## What you should do
Each entry below should be returned exactly as is, with the pictures removed.
--- Begin Task data ---
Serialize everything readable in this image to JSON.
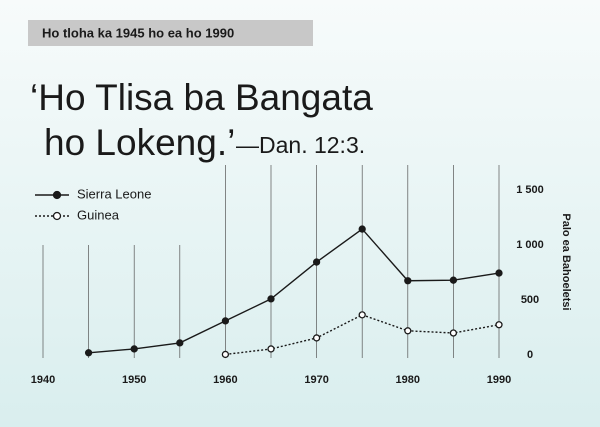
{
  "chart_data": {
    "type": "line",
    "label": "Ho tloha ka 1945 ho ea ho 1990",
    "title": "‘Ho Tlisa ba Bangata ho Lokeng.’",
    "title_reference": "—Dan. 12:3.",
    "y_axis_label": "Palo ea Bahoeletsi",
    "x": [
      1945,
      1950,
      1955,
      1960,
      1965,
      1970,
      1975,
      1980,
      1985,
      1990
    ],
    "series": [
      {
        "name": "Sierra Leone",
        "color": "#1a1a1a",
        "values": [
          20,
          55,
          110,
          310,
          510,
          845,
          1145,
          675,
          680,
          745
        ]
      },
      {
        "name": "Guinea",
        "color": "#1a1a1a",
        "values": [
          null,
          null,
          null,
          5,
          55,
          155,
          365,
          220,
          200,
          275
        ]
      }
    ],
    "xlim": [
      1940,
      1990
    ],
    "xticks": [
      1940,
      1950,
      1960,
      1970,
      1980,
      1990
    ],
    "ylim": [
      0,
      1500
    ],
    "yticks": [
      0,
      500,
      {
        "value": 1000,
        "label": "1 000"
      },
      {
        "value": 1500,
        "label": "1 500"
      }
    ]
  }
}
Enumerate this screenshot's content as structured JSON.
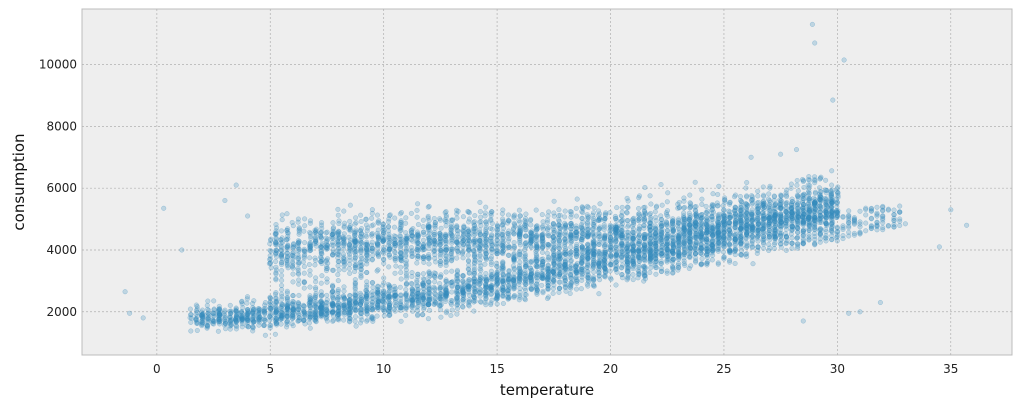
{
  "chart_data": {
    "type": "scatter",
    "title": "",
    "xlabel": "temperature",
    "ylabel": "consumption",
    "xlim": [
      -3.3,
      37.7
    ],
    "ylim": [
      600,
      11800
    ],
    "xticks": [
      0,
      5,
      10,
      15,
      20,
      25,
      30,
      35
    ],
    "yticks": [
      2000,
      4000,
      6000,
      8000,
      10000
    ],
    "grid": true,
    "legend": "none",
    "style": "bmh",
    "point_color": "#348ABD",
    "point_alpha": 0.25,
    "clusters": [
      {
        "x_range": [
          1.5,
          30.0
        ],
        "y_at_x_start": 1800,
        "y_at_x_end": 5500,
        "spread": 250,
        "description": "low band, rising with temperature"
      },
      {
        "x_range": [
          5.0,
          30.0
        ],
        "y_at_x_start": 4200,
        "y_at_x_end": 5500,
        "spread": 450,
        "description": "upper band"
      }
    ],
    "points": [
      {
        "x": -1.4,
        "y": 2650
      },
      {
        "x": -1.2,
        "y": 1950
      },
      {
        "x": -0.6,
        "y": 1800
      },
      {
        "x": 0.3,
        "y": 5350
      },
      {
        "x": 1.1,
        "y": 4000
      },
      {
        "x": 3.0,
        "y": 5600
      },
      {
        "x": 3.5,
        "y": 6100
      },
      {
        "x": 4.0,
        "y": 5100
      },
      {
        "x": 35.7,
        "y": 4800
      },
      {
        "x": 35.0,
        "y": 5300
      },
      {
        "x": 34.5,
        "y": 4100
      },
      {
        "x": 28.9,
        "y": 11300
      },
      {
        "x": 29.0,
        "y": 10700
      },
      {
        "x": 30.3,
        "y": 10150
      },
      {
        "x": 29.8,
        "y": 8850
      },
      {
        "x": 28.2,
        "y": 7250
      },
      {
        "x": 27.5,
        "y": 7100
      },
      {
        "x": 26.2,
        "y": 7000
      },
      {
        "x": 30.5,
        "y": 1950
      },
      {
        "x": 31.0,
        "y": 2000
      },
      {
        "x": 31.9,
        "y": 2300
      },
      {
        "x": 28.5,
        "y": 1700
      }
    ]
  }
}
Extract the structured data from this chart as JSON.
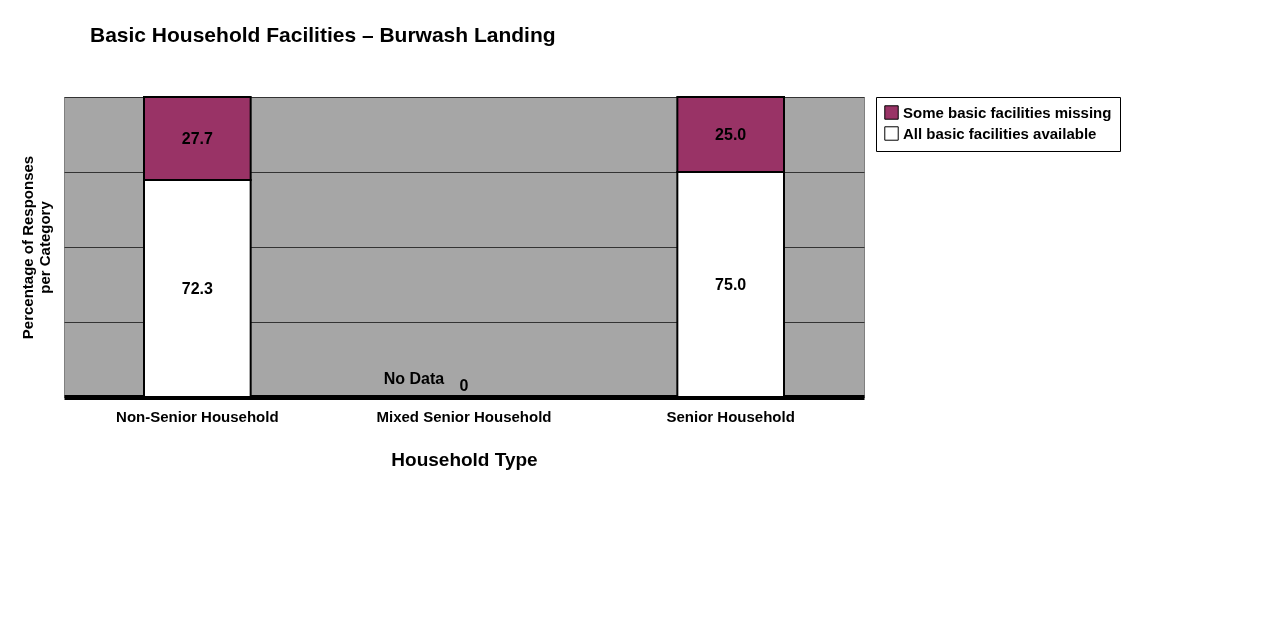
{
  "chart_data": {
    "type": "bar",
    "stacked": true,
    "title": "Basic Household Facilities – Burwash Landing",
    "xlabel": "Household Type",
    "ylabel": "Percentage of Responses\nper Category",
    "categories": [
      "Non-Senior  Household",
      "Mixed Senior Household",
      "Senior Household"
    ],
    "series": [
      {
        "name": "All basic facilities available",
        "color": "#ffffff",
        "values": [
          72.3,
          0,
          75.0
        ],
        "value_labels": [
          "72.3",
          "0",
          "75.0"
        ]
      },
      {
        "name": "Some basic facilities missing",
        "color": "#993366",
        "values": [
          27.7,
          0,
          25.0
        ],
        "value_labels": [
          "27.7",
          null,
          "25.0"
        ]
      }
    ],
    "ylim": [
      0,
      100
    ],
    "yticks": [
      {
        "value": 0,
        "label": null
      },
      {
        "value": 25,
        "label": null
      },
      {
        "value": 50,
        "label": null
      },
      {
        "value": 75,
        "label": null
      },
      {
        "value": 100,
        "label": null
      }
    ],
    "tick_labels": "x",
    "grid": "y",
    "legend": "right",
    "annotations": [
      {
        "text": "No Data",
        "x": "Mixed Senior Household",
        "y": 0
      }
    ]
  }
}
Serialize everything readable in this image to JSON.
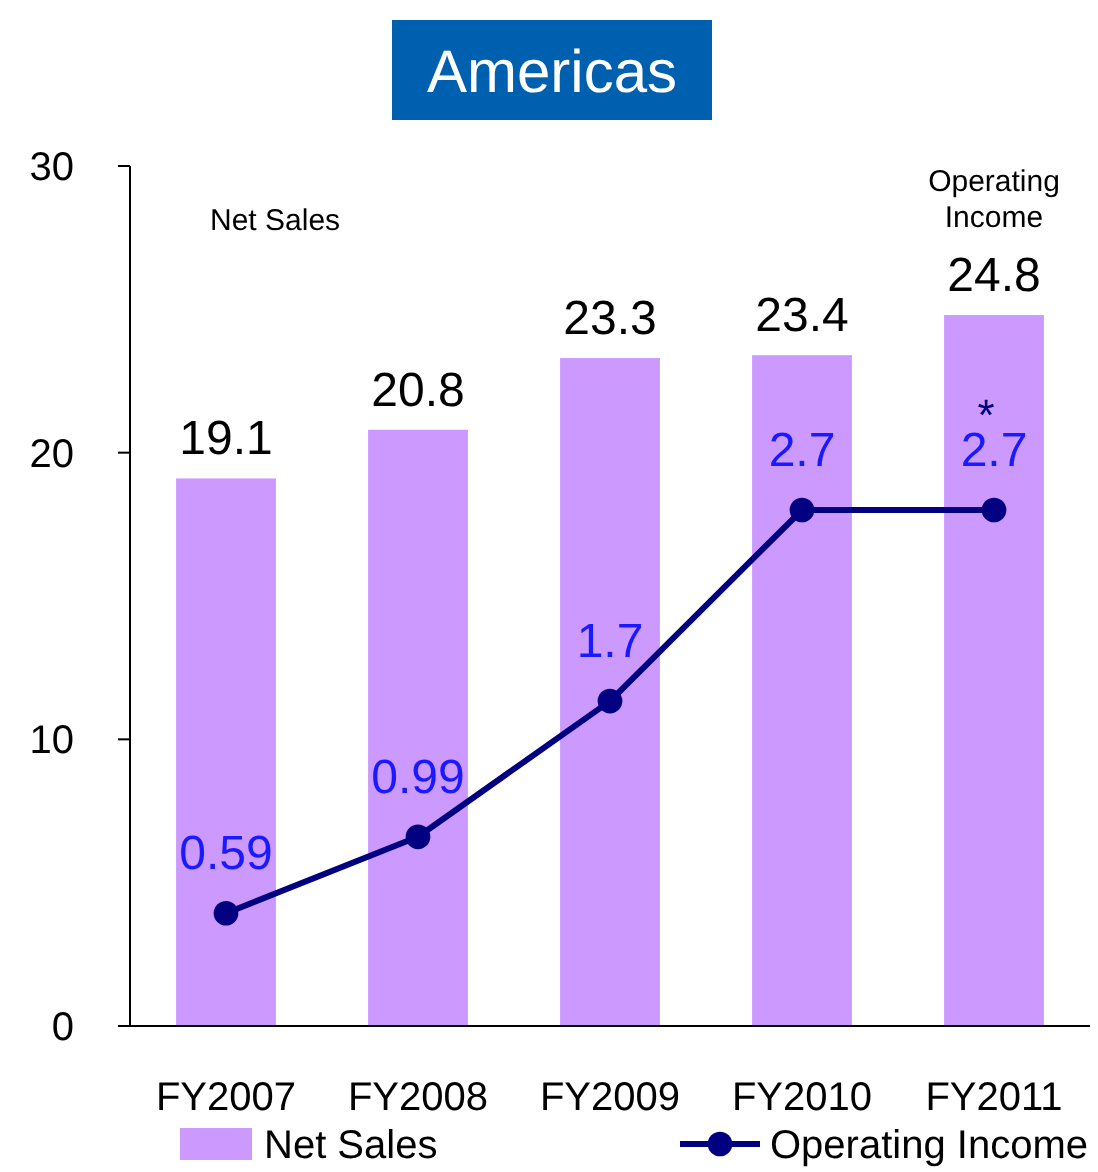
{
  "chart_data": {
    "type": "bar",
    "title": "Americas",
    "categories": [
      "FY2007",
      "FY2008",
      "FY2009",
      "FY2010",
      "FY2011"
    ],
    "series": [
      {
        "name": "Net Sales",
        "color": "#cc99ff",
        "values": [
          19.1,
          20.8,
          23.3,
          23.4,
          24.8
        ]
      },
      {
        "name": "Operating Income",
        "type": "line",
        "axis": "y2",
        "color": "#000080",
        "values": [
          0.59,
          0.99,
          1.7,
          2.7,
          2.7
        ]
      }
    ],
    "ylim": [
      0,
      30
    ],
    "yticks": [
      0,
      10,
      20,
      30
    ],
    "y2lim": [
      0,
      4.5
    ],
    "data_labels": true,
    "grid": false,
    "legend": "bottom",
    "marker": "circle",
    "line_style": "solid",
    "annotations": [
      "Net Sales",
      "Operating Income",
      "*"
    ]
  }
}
--- End Task data ---
## The reply
Serialize everything readable in this image to JSON.
{
  "chart_data": {
    "type": "line",
    "label": "Ho tloha ka 1945 ho ea ho 1990",
    "title": "‘Ho Tlisa ba Bangata ho Lokeng.’",
    "title_reference": "—Dan. 12:3.",
    "y_axis_label": "Palo ea Bahoeletsi",
    "x": [
      1945,
      1950,
      1955,
      1960,
      1965,
      1970,
      1975,
      1980,
      1985,
      1990
    ],
    "series": [
      {
        "name": "Sierra Leone",
        "color": "#1a1a1a",
        "values": [
          20,
          55,
          110,
          310,
          510,
          845,
          1145,
          675,
          680,
          745
        ]
      },
      {
        "name": "Guinea",
        "color": "#1a1a1a",
        "values": [
          null,
          null,
          null,
          5,
          55,
          155,
          365,
          220,
          200,
          275
        ]
      }
    ],
    "xlim": [
      1940,
      1990
    ],
    "xticks": [
      1940,
      1950,
      1960,
      1970,
      1980,
      1990
    ],
    "ylim": [
      0,
      1500
    ],
    "yticks": [
      0,
      500,
      {
        "value": 1000,
        "label": "1 000"
      },
      {
        "value": 1500,
        "label": "1 500"
      }
    ]
  }
}
Enumerate this screenshot's content as structured JSON.
{
  "chart_data": {
    "type": "scatter",
    "title": "",
    "xlabel": "temperature",
    "ylabel": "consumption",
    "xlim": [
      -3.3,
      37.7
    ],
    "ylim": [
      600,
      11800
    ],
    "xticks": [
      0,
      5,
      10,
      15,
      20,
      25,
      30,
      35
    ],
    "yticks": [
      2000,
      4000,
      6000,
      8000,
      10000
    ],
    "grid": true,
    "legend": "none",
    "style": "bmh",
    "point_color": "#348ABD",
    "point_alpha": 0.25,
    "clusters": [
      {
        "x_range": [
          1.5,
          30.0
        ],
        "y_at_x_start": 1800,
        "y_at_x_end": 5500,
        "spread": 250,
        "description": "low band, rising with temperature"
      },
      {
        "x_range": [
          5.0,
          30.0
        ],
        "y_at_x_start": 4200,
        "y_at_x_end": 5500,
        "spread": 450,
        "description": "upper band"
      }
    ],
    "points": [
      {
        "x": -1.4,
        "y": 2650
      },
      {
        "x": -1.2,
        "y": 1950
      },
      {
        "x": -0.6,
        "y": 1800
      },
      {
        "x": 0.3,
        "y": 5350
      },
      {
        "x": 1.1,
        "y": 4000
      },
      {
        "x": 3.0,
        "y": 5600
      },
      {
        "x": 3.5,
        "y": 6100
      },
      {
        "x": 4.0,
        "y": 5100
      },
      {
        "x": 35.7,
        "y": 4800
      },
      {
        "x": 35.0,
        "y": 5300
      },
      {
        "x": 34.5,
        "y": 4100
      },
      {
        "x": 28.9,
        "y": 11300
      },
      {
        "x": 29.0,
        "y": 10700
      },
      {
        "x": 30.3,
        "y": 10150
      },
      {
        "x": 29.8,
        "y": 8850
      },
      {
        "x": 28.2,
        "y": 7250
      },
      {
        "x": 27.5,
        "y": 7100
      },
      {
        "x": 26.2,
        "y": 7000
      },
      {
        "x": 30.5,
        "y": 1950
      },
      {
        "x": 31.0,
        "y": 2000
      },
      {
        "x": 31.9,
        "y": 2300
      },
      {
        "x": 28.5,
        "y": 1700
      }
    ]
  }
}
Extract the structured data from this chart as JSON.
{
  "chart_data": {
    "type": "bar",
    "stacked": true,
    "title": "Basic Household Facilities – Burwash Landing",
    "xlabel": "Household Type",
    "ylabel": "Percentage of Responses\nper Category",
    "categories": [
      "Non-Senior  Household",
      "Mixed Senior Household",
      "Senior Household"
    ],
    "series": [
      {
        "name": "All basic facilities available",
        "color": "#ffffff",
        "values": [
          72.3,
          0,
          75.0
        ],
        "value_labels": [
          "72.3",
          "0",
          "75.0"
        ]
      },
      {
        "name": "Some basic facilities missing",
        "color": "#993366",
        "values": [
          27.7,
          0,
          25.0
        ],
        "value_labels": [
          "27.7",
          null,
          "25.0"
        ]
      }
    ],
    "ylim": [
      0,
      100
    ],
    "yticks": [
      {
        "value": 0,
        "label": null
      },
      {
        "value": 25,
        "label": null
      },
      {
        "value": 50,
        "label": null
      },
      {
        "value": 75,
        "label": null
      },
      {
        "value": 100,
        "label": null
      }
    ],
    "tick_labels": "x",
    "grid": "y",
    "legend": "right",
    "annotations": [
      {
        "text": "No Data",
        "x": "Mixed Senior Household",
        "y": 0
      }
    ]
  }
}
Serialize everything readable in this image to JSON.
{
  "chart_data": {
    "type": "bar",
    "title": "Americas",
    "categories": [
      "FY2007",
      "FY2008",
      "FY2009",
      "FY2010",
      "FY2011"
    ],
    "series": [
      {
        "name": "Net Sales",
        "color": "#cc99ff",
        "values": [
          19.1,
          20.8,
          23.3,
          23.4,
          24.8
        ]
      },
      {
        "name": "Operating Income",
        "type": "line",
        "axis": "y2",
        "color": "#000080",
        "values": [
          0.59,
          0.99,
          1.7,
          2.7,
          2.7
        ]
      }
    ],
    "ylim": [
      0,
      30
    ],
    "yticks": [
      0,
      10,
      20,
      30
    ],
    "y2lim": [
      0,
      4.5
    ],
    "data_labels": true,
    "grid": false,
    "legend": "bottom",
    "marker": "circle",
    "line_style": "solid",
    "annotations": [
      "Net Sales",
      "Operating Income",
      "*"
    ]
  }
}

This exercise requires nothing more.